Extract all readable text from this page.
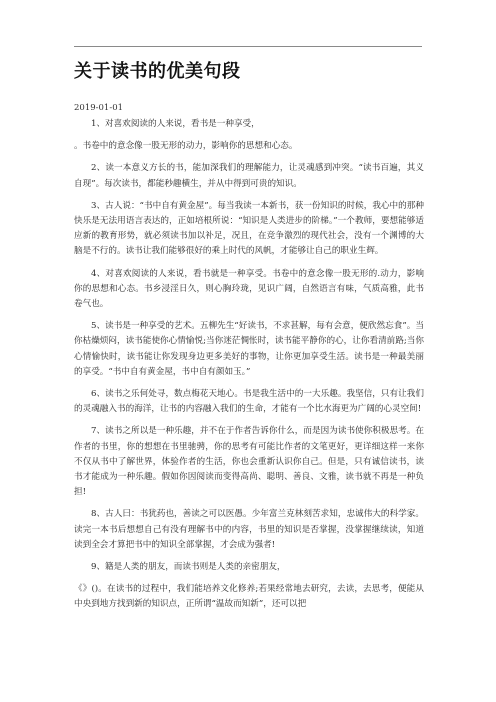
关于读书的优美句段
2019-01-01

1、对喜欢阅读的人来说，看书是一种享受，

。书卷中的意念像一股无形的动力，影响你的思想和心态。

2、读一本意义方长的书，能加深我们的理解能力，让灵魂感到冲突。“读书百遍，其义自现”。每次读书，都能秒趣横生，并从中得到可贵的知识。

3、古人说：“书中自有黄金屋”。每当我读一本新书，获一份知识的时候，我心中的那种快乐是无法用语言表达的，正如培根所说：“知识是人类进步的阶梯。”一个教师，要想能够适应新的教育形势，就必须读书加以补足，况且，在竞争激烈的现代社会，没有一个渊博的大脑是不行的。读书让我们能够很好的乘上时代的风帆，才能够让自己的职业生辉。

4、对喜欢阅读的人来说，看书就是一种享受。书卷中的意念像一股无形的.动力，影响你的思想和心态。书乡浸淫日久，则心胸玲珑，见识广阔，自然语言有味，气质高雅，此书卷气也。

5、读书是一种享受的艺术。五柳先生“好读书，不求甚解，每有会意，便欣然忘食”。当你枯燥烦闷，读书能使你心情愉悦;当你迷茫惆怅时，读书能平静你的心，让你看清前路;当你心情愉快时，读书能让你发现身边更多美好的事物，让你更加享受生活。读书是一种最美丽的享受。“书中自有黄金屋，书中自有颜如玉。”

6、读书之乐何处寻，数点梅花天地心。书是我生活中的一大乐趣。我坚信，只有让我们的灵魂融入书的海洋，让书的内容融入我们的生命，才能有一个比水海更为广阔的心灵空间!

7、读书之所以是一种乐趣，并不在于作者告诉你什么，而是因为读书使你积极思考。在作者的书里，你的想想在书里驰骋，你的思考有可能比作者的文笔更好，更详细这样一来你不仅从书中了解世界，体验作者的生活，你也会重新认识你自己。但是，只有诚信读书，读书才能成为一种乐趣。假如你因阅读而变得高尚、聪明、善良、文雅，读书就不再是一种负担!

8、古人曰：书犹药也，善读之可以医愚。少年富兰克林刻苦求知，忠诚伟大的科学家。读完一本书后想想自己有没有理解书中的内容，书里的知识是否掌握，没掌握继续读，知道读到全会才算把书中的知识全部掌握，才会成为强者!

9、籍是人类的朋友，而读书则是人类的亲密朋友，

《》()。在读书的过程中，我们能培养文化修养;若果经常地去研究，去读，去思考，便能从中央到地方找到新的知识点，正所谓“温故而知新”，还可以把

☆ ☆ ☆ ☆

Goal
Reproduce the material in full, word for word, and omit the pictures.

Response
Extract all readable text from this page.
关于读书的优美句段
2019-01-01

1、对喜欢阅读的人来说，看书是一种享受，

。书卷中的意念像一股无形的动力，影响你的思想和心态。

2、读一本意义方长的书，能加深我们的理解能力，让灵魂感到冲突。“读书百遍，其义自现”。每次读书，都能秒趣横生，并从中得到可贵的知识。

3、古人说：“书中自有黄金屋”。每当我读一本新书，获一份知识的时候，我心中的那种快乐是无法用语言表达的，正如培根所说：“知识是人类进步的阶梯。”一个教师，要想能够适应新的教育形势，就必须读书加以补足，况且，在竞争激烈的现代社会，没有一个渊博的大脑是不行的。读书让我们能够很好的乘上时代的风帆，才能够让自己的职业生辉。

4、对喜欢阅读的人来说，看书就是一种享受。书卷中的意念像一股无形的.动力，影响你的思想和心态。书乡浸淫日久，则心胸玲珑，见识广阔，自然语言有味，气质高雅，此书卷气也。

5、读书是一种享受的艺术。五柳先生“好读书，不求甚解，每有会意，便欣然忘食”。当你枯燥烦闷，读书能使你心情愉悦;当你迷茫惆怅时，读书能平静你的心，让你看清前路;当你心情愉快时，读书能让你发现身边更多美好的事物，让你更加享受生活。读书是一种最美丽的享受。“书中自有黄金屋，书中自有颜如玉。”

6、读书之乐何处寻，数点梅花天地心。书是我生活中的一大乐趣。我坚信，只有让我们的灵魂融入书的海洋，让书的内容融入我们的生命，才能有一个比水海更为广阔的心灵空间!

7、读书之所以是一种乐趣，并不在于作者告诉你什么，而是因为读书使你积极思考。在作者的书里，你的想想在书里驰骋，你的思考有可能比作者的文笔更好，更详细这样一来你不仅从书中了解世界，体验作者的生活，你也会重新认识你自己。但是，只有诚信读书，读书才能成为一种乐趣。假如你因阅读而变得高尚、聪明、善良、文雅，读书就不再是一种负担!

8、古人曰：书犹药也，善读之可以医愚。少年富兰克林刻苦求知，忠诚伟大的科学家。读完一本书后想想自己有没有理解书中的内容，书里的知识是否掌握，没掌握继续读，知道读到全会才算把书中的知识全部掌握，才会成为强者!

9、籍是人类的朋友，而读书则是人类的亲密朋友，

《》()。在读书的过程中，我们能培养文化修养;若果经常地去研究，去读，去思考，便能从中央到地方找到新的知识点，正所谓“温故而知新”，还可以把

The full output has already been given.